§ **Input**
## start

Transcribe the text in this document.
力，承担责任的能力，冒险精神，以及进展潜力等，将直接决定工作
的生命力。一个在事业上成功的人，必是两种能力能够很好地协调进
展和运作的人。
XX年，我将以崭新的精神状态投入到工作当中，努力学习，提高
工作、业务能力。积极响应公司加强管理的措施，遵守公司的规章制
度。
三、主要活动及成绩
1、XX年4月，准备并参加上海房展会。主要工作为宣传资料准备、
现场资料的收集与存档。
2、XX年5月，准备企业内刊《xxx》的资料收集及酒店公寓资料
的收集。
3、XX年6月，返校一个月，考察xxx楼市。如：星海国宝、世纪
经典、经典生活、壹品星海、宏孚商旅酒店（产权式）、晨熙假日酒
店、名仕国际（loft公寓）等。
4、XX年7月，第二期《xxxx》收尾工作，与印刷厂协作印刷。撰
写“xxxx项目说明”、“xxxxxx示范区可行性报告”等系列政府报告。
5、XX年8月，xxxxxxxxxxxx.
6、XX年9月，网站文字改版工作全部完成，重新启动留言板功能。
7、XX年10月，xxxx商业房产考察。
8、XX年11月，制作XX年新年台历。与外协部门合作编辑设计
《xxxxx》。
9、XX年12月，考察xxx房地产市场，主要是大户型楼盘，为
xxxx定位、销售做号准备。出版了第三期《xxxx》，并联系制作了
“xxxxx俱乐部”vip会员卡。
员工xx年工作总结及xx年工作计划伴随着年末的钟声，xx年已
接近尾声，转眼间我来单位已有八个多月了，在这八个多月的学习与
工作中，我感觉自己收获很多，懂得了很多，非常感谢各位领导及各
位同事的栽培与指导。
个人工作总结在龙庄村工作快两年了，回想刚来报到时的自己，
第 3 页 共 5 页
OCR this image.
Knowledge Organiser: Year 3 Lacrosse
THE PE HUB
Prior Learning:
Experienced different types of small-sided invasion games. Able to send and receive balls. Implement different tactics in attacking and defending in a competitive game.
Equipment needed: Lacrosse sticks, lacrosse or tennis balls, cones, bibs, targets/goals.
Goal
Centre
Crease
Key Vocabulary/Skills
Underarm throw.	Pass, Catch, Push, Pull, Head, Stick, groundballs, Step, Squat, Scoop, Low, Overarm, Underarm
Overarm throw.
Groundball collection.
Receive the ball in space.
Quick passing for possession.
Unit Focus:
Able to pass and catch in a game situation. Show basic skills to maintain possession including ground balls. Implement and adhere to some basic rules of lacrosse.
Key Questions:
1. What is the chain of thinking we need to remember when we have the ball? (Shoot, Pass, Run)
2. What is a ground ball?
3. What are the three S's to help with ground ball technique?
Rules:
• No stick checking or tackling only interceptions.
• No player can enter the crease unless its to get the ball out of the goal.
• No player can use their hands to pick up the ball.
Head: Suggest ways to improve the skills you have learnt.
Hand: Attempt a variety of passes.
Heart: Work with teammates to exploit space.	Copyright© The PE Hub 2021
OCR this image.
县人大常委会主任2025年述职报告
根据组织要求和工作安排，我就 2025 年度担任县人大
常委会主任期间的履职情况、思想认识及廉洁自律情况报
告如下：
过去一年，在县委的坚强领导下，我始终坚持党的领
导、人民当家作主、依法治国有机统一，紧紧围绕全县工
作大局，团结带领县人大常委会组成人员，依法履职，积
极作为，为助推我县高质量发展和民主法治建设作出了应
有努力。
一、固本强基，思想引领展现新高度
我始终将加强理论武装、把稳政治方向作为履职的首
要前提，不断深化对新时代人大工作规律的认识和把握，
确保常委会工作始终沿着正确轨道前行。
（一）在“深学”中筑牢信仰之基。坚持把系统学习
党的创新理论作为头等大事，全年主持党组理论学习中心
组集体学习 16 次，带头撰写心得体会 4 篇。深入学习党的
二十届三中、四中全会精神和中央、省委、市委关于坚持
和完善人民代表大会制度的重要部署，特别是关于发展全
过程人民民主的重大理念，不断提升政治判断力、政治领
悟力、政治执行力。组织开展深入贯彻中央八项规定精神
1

## end

§ **Short exercise**
Which lines of the data include "Able"? Copy each of them.

§ **Response to the task**
Experienced different types of small-sided invasion games. Able to send and receive balls. Implement different tactics in attacking and defending in a competitive game.
Able to pass and catch in a game situation. Show basic skills to maintain possession including ground balls. Implement and adhere to some basic rules of lacrosse.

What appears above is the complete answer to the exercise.